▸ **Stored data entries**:
___

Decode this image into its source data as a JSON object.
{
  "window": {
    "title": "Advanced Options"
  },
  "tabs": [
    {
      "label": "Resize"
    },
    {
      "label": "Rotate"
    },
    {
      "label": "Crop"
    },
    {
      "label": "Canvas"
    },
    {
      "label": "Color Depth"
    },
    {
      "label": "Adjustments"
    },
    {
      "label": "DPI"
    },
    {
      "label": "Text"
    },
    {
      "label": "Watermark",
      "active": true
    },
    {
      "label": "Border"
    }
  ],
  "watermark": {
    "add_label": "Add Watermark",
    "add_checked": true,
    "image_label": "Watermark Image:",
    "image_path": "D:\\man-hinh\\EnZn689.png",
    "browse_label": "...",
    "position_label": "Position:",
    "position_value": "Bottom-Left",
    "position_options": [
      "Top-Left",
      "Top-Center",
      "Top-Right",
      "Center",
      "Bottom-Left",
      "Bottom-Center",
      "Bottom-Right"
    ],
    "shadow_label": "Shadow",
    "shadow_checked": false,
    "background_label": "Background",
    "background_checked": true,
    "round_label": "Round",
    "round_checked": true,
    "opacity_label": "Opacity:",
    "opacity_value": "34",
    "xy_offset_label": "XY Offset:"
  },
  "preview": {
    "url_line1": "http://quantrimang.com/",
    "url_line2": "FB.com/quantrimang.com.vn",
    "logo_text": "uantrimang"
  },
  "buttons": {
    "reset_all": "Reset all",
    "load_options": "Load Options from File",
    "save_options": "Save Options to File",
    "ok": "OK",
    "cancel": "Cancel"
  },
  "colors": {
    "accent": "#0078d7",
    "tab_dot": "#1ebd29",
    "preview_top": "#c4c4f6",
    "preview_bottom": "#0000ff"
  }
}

___

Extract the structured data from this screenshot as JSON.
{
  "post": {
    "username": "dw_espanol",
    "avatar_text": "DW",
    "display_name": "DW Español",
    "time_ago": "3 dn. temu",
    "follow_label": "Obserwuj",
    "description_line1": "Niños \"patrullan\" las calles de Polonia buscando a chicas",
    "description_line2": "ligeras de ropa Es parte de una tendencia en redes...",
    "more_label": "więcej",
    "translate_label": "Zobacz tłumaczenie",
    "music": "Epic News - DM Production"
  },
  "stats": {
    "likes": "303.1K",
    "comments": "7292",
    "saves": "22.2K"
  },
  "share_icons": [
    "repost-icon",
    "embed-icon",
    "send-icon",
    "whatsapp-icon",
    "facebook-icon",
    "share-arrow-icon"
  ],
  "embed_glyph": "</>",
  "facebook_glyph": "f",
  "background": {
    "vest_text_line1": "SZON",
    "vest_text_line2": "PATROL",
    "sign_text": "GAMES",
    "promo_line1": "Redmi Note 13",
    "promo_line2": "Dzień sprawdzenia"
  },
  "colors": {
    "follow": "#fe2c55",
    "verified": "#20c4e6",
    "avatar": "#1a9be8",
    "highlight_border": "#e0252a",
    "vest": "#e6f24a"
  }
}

___

▸ **Instructions for the task**:
Among the entries above, identify all lines with "from" and copy them.

▸ **Response to this exercise**:
    "load_options": "Load Options from File",
Extract the structured data from this screenshot as JSON.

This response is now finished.